Exercise description:
In the excerpt about mortgage payments, how much time would switching from accelerated bi-weekly to twice-monthly payments add to the amortization?

Excerpt:
^^^^^^^^^^^^^^^^
That blows, especially when the extra cheque comes in December – I want to buy presents, not be all responsible and stuff. I find very little joy in being responsible; heaping piles of it in gifting my loved ones – so once a year, I’d like to be able to go “wheeee!” and shop for others with reckless abandon (instead of the rest of the year, when I reckless abandon for myself only). To make this happen, all I’d have to do is change our payment from accelerated bi-weekly to twice monthly – can’t be that difficult, right?

Getting into our mortgage account aside, it’s actually not difficult at all to make that tiny little change. However ..

It’d add another thirty fucking months to our amortization. I don’t pretend to know what the fuck that is, but “amortization” literally means “kill to the death” in Latin .. and having to do it for an extra 30 months just seems like a really bad idea. I thought maybe I’d have to increase our payments a little to make up for the two fewer payments a year, but I can’t DO that because we’re already paying the maximum. Any pleasure I’d get from having two extra non-mortgage-earmarked paydays pales in comparison to the thought of paying the bank for an extra two and half years .. and that sucks. $5000 in spending money < additional $40000 in mortgage paid.
^^^^^^^^^^^^^^^^
Extracted material:
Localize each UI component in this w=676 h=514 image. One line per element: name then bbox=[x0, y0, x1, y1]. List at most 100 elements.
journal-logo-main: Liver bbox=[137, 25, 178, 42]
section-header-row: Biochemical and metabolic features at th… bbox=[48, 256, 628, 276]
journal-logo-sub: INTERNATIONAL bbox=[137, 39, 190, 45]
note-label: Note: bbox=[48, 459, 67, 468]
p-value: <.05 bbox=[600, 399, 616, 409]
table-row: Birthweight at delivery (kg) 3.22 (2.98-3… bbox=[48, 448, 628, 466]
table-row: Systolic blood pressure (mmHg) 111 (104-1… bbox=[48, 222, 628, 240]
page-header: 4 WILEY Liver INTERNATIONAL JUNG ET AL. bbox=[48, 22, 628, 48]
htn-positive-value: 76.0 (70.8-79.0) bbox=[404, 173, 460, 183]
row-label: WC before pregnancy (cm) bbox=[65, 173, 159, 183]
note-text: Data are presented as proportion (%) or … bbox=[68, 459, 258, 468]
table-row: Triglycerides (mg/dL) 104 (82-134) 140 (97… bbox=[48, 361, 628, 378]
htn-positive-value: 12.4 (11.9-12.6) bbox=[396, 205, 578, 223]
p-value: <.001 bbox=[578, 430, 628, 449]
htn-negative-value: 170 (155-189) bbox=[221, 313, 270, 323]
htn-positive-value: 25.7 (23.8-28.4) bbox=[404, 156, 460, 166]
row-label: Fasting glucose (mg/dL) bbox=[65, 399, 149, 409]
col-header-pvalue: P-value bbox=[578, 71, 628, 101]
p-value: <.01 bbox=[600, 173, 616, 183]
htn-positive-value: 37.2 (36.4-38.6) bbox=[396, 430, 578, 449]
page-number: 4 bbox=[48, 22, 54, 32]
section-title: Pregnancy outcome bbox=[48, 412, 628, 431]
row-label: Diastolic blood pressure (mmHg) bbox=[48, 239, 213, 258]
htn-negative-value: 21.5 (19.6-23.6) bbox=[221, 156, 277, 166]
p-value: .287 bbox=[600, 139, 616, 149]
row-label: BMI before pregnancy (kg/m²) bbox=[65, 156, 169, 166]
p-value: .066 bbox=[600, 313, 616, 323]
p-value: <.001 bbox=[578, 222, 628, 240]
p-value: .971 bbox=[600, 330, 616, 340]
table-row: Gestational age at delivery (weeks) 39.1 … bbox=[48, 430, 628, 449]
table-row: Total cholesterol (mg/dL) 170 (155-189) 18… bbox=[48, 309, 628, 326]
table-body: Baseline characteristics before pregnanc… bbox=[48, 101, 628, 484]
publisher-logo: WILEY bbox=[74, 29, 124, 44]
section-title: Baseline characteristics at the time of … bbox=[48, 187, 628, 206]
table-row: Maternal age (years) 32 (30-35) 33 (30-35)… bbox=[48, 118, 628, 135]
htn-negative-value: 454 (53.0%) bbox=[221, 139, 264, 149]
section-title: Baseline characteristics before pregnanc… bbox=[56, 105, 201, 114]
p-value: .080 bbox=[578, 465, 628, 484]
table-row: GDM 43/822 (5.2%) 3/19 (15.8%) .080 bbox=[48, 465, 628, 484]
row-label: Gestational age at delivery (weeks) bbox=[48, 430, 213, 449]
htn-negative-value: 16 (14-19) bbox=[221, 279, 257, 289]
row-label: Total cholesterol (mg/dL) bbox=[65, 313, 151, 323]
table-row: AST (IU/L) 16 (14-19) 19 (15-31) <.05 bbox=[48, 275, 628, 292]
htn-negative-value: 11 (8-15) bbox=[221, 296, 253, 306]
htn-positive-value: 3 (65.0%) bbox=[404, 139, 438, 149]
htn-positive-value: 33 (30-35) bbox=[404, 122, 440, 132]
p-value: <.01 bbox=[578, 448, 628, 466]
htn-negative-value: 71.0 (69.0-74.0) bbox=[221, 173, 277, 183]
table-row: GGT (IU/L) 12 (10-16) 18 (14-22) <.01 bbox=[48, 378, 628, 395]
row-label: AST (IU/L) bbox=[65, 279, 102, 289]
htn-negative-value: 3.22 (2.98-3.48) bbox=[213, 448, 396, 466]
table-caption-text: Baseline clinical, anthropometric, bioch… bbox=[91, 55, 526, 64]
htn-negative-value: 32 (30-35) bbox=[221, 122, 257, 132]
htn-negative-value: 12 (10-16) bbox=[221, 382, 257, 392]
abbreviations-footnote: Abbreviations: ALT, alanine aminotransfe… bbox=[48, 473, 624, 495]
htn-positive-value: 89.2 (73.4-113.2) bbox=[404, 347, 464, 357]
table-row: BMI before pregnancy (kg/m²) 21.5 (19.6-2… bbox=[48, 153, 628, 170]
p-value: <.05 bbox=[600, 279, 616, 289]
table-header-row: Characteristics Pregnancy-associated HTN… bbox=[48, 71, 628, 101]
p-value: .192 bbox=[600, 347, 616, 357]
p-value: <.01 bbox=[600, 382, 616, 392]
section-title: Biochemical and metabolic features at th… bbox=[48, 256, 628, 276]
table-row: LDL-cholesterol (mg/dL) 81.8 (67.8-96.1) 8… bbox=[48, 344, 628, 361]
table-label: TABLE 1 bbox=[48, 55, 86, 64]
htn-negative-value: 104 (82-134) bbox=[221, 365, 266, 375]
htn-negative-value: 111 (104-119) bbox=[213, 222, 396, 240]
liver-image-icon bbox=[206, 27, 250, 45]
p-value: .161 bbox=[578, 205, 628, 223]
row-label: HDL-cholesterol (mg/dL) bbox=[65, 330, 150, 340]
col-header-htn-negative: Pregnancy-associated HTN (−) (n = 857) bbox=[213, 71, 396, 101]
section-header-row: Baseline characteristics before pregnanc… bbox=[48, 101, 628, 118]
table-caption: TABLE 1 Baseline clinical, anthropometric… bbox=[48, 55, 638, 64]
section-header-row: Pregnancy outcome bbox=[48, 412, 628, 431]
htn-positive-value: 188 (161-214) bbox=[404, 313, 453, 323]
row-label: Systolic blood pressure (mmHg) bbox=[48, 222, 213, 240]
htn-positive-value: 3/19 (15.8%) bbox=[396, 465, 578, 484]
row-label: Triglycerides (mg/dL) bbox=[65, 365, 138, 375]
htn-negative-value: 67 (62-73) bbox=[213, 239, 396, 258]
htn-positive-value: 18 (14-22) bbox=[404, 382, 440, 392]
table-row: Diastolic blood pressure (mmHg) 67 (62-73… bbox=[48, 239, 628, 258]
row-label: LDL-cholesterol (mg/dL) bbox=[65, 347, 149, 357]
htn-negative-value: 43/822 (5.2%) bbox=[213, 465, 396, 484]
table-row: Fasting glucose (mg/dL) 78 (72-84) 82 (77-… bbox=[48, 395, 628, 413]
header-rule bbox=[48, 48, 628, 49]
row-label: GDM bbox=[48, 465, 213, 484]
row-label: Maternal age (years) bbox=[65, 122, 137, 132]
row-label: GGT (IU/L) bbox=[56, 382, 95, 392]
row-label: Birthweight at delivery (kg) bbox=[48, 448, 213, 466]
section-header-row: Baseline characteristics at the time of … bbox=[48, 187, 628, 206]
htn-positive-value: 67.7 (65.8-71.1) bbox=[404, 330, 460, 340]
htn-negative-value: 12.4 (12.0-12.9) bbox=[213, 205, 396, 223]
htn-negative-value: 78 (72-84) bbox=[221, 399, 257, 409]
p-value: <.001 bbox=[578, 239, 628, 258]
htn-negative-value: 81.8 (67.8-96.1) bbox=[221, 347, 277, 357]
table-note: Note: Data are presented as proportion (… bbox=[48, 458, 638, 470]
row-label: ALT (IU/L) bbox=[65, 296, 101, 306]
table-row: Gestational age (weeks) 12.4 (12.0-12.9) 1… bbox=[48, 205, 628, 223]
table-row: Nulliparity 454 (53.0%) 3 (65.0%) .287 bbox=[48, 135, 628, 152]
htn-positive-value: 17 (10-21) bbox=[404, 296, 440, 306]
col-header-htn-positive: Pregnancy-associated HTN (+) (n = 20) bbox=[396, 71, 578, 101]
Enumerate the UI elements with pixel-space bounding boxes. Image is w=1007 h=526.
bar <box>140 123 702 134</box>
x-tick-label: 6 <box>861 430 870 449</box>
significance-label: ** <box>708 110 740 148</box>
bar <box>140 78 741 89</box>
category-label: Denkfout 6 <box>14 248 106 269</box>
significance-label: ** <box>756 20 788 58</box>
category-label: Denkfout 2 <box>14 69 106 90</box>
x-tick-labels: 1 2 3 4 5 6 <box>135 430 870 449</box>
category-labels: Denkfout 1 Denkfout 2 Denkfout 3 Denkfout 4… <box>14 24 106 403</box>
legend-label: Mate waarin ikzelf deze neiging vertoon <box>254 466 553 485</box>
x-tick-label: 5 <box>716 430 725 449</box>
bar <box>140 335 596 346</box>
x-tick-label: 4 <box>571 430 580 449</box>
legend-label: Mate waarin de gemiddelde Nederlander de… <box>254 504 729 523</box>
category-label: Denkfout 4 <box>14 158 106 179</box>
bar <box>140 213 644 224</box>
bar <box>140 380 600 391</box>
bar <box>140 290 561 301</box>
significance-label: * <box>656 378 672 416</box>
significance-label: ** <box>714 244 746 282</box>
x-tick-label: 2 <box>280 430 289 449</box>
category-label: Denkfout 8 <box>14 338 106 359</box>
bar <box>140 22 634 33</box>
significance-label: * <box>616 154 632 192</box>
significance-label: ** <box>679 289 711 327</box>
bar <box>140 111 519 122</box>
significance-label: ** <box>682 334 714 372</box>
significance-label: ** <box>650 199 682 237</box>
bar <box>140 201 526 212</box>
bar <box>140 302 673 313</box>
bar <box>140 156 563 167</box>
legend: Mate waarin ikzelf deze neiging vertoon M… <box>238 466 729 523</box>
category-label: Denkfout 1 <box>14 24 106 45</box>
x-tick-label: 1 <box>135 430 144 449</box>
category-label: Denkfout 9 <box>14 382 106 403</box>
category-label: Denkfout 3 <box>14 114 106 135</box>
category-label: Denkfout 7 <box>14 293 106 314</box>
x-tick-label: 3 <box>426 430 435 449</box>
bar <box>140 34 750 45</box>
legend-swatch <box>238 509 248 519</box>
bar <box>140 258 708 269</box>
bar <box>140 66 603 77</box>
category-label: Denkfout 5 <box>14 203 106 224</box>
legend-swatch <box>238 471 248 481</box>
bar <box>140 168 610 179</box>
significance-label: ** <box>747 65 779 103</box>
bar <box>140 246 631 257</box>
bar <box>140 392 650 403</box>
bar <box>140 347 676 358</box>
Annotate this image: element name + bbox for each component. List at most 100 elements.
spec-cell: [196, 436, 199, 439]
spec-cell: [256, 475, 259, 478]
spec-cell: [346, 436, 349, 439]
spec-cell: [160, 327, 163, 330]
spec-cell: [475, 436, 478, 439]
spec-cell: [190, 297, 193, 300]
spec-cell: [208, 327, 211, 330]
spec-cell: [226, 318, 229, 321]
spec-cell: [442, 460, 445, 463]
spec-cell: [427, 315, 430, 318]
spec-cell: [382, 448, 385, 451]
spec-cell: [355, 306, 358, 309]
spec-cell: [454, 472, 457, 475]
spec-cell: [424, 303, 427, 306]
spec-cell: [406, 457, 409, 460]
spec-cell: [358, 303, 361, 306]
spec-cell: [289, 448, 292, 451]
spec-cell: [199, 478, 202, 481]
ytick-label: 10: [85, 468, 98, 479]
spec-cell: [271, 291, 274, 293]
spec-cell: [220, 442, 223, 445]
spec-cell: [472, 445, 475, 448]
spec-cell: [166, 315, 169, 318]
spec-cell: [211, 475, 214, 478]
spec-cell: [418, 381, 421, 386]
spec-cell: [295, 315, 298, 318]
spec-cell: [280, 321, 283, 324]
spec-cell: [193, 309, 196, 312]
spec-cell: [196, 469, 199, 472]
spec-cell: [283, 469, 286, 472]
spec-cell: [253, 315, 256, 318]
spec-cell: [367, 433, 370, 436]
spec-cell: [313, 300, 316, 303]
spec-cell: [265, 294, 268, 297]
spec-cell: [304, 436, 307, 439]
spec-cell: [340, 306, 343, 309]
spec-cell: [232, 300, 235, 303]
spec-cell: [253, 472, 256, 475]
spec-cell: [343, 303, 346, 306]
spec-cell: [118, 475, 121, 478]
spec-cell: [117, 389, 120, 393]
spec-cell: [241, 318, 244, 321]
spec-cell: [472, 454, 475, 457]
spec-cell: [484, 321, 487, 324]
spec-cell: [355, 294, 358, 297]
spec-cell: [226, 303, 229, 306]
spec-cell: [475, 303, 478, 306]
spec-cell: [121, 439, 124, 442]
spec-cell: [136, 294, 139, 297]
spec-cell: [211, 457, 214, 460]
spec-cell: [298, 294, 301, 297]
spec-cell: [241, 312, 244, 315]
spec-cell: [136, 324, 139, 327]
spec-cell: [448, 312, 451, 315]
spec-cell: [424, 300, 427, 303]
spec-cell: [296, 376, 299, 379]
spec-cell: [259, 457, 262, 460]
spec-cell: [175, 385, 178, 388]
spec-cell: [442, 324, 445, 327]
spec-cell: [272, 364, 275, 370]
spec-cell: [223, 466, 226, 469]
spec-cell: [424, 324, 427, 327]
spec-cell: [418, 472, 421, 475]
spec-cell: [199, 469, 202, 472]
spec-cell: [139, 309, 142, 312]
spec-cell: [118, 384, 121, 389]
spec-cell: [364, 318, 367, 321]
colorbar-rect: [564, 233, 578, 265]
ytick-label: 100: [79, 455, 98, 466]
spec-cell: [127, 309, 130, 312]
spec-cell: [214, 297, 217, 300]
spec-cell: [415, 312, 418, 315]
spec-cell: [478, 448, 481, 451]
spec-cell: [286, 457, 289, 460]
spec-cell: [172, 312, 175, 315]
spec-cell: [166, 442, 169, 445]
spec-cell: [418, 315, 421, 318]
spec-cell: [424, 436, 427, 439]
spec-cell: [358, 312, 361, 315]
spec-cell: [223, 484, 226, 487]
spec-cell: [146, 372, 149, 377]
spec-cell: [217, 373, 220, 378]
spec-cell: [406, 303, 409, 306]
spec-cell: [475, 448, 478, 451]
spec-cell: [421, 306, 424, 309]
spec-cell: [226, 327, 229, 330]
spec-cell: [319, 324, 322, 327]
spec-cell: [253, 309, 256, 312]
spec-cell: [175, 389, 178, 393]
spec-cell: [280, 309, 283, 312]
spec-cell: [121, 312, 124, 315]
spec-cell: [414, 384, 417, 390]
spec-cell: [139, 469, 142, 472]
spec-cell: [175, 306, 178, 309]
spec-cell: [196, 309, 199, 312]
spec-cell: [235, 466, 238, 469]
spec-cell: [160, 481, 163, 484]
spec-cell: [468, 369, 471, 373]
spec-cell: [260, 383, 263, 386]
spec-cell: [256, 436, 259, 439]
^^^^^^^^^^^^^^^^
Answer space:
Thirty months.